+++ Data supplied

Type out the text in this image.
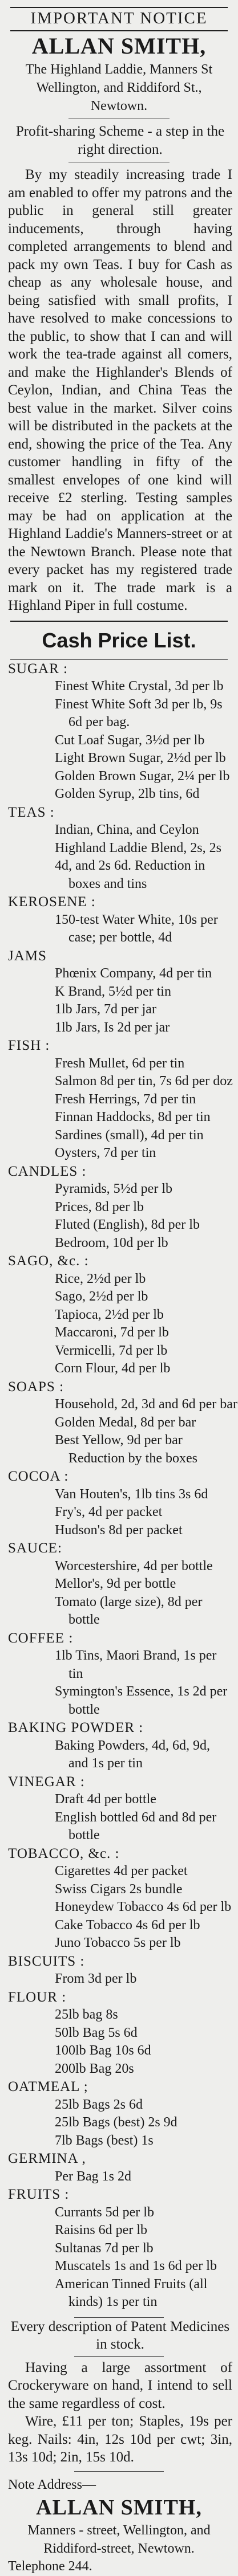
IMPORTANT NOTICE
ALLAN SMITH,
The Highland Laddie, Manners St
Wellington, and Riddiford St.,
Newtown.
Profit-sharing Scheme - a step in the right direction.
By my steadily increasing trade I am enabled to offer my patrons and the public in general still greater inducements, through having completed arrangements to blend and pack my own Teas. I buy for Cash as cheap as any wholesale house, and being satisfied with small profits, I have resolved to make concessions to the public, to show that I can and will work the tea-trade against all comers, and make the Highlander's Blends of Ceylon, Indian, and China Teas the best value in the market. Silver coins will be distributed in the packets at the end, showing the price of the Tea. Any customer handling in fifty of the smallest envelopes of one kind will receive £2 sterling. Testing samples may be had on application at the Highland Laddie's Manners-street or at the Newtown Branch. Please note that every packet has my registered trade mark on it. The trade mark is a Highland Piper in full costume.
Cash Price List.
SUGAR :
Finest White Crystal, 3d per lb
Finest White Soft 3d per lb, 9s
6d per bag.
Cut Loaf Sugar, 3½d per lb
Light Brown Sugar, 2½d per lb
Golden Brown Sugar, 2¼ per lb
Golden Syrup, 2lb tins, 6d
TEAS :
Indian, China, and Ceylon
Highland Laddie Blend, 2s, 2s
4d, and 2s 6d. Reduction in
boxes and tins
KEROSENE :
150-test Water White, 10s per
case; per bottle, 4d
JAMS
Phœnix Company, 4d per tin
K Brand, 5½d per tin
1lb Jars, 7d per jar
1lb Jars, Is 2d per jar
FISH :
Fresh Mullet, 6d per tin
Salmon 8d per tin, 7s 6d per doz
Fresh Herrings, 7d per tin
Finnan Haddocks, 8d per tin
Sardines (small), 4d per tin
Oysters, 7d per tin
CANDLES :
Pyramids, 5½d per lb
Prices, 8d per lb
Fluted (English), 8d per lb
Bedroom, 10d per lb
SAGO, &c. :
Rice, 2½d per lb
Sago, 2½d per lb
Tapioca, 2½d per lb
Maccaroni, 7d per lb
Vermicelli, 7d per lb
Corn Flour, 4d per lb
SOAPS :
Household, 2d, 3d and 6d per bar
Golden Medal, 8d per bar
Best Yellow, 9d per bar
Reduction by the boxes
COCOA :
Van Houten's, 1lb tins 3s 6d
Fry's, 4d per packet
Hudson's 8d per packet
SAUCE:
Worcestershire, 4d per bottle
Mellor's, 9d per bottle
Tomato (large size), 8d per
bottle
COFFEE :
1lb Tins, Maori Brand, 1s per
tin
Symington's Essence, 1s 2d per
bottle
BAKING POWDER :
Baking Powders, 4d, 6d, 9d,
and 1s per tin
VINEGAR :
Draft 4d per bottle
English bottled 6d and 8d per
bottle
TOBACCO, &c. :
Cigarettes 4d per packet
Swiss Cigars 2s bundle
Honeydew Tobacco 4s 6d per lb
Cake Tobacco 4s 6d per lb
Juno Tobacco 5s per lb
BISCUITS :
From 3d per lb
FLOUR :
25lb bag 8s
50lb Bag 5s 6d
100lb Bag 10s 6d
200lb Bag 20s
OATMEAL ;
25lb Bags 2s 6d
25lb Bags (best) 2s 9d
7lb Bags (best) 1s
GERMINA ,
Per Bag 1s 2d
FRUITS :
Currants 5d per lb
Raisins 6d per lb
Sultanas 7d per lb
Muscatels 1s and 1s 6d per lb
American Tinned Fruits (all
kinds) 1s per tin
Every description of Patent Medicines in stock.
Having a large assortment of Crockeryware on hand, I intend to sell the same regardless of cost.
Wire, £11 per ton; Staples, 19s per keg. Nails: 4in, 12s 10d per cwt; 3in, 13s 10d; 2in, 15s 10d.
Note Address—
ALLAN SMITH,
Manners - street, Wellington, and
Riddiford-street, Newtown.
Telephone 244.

++++++

Copy every record character for character. Skip the pictures.

Type out the text in this image.
IMPORTANT NOTICE
ALLAN SMITH,
The Highland Laddie, Manners St
Wellington, and Riddiford St.,
Newtown.
Profit-sharing Scheme - a step in the right direction.
By my steadily increasing trade I am enabled to offer my patrons and the public in general still greater inducements, through having completed arrangements to blend and pack my own Teas. I buy for Cash as cheap as any wholesale house, and being satisfied with small profits, I have resolved to make concessions to the public, to show that I can and will work the tea-trade against all comers, and make the Highlander's Blends of Ceylon, Indian, and China Teas the best value in the market. Silver coins will be distributed in the packets at the end, showing the price of the Tea. Any customer handling in fifty of the smallest envelopes of one kind will receive £2 sterling. Testing samples may be had on application at the Highland Laddie's Manners-street or at the Newtown Branch. Please note that every packet has my registered trade mark on it. The trade mark is a Highland Piper in full costume.
Cash Price List.
SUGAR :
Finest White Crystal, 3d per lb
Finest White Soft 3d per lb, 9s
6d per bag.
Cut Loaf Sugar, 3½d per lb
Light Brown Sugar, 2½d per lb
Golden Brown Sugar, 2¼ per lb
Golden Syrup, 2lb tins, 6d
TEAS :
Indian, China, and Ceylon
Highland Laddie Blend, 2s, 2s
4d, and 2s 6d. Reduction in
boxes and tins
KEROSENE :
150-test Water White, 10s per
case; per bottle, 4d
JAMS
Phœnix Company, 4d per tin
K Brand, 5½d per tin
1lb Jars, 7d per jar
1lb Jars, Is 2d per jar
FISH :
Fresh Mullet, 6d per tin
Salmon 8d per tin, 7s 6d per doz
Fresh Herrings, 7d per tin
Finnan Haddocks, 8d per tin
Sardines (small), 4d per tin
Oysters, 7d per tin
CANDLES :
Pyramids, 5½d per lb
Prices, 8d per lb
Fluted (English), 8d per lb
Bedroom, 10d per lb
SAGO, &c. :
Rice, 2½d per lb
Sago, 2½d per lb
Tapioca, 2½d per lb
Maccaroni, 7d per lb
Vermicelli, 7d per lb
Corn Flour, 4d per lb
SOAPS :
Household, 2d, 3d and 6d per bar
Golden Medal, 8d per bar
Best Yellow, 9d per bar
Reduction by the boxes
COCOA :
Van Houten's, 1lb tins 3s 6d
Fry's, 4d per packet
Hudson's 8d per packet
SAUCE:
Worcestershire, 4d per bottle
Mellor's, 9d per bottle
Tomato (large size), 8d per
bottle
COFFEE :
1lb Tins, Maori Brand, 1s per
tin
Symington's Essence, 1s 2d per
bottle
BAKING POWDER :
Baking Powders, 4d, 6d, 9d,
and 1s per tin
VINEGAR :
Draft 4d per bottle
English bottled 6d and 8d per
bottle
TOBACCO, &c. :
Cigarettes 4d per packet
Swiss Cigars 2s bundle
Honeydew Tobacco 4s 6d per lb
Cake Tobacco 4s 6d per lb
Juno Tobacco 5s per lb
BISCUITS :
From 3d per lb
FLOUR :
25lb bag 8s
50lb Bag 5s 6d
100lb Bag 10s 6d
200lb Bag 20s
OATMEAL ;
25lb Bags 2s 6d
25lb Bags (best) 2s 9d
7lb Bags (best) 1s
GERMINA ,
Per Bag 1s 2d
FRUITS :
Currants 5d per lb
Raisins 6d per lb
Sultanas 7d per lb
Muscatels 1s and 1s 6d per lb
American Tinned Fruits (all
kinds) 1s per tin
Every description of Patent Medicines in stock.
Having a large assortment of Crockeryware on hand, I intend to sell the same regardless of cost.
Wire, £11 per ton; Staples, 19s per keg. Nails: 4in, 12s 10d per cwt; 3in, 13s 10d; 2in, 15s 10d.
Note Address—
ALLAN SMITH,
Manners - street, Wellington, and
Riddiford-street, Newtown.
Telephone 244.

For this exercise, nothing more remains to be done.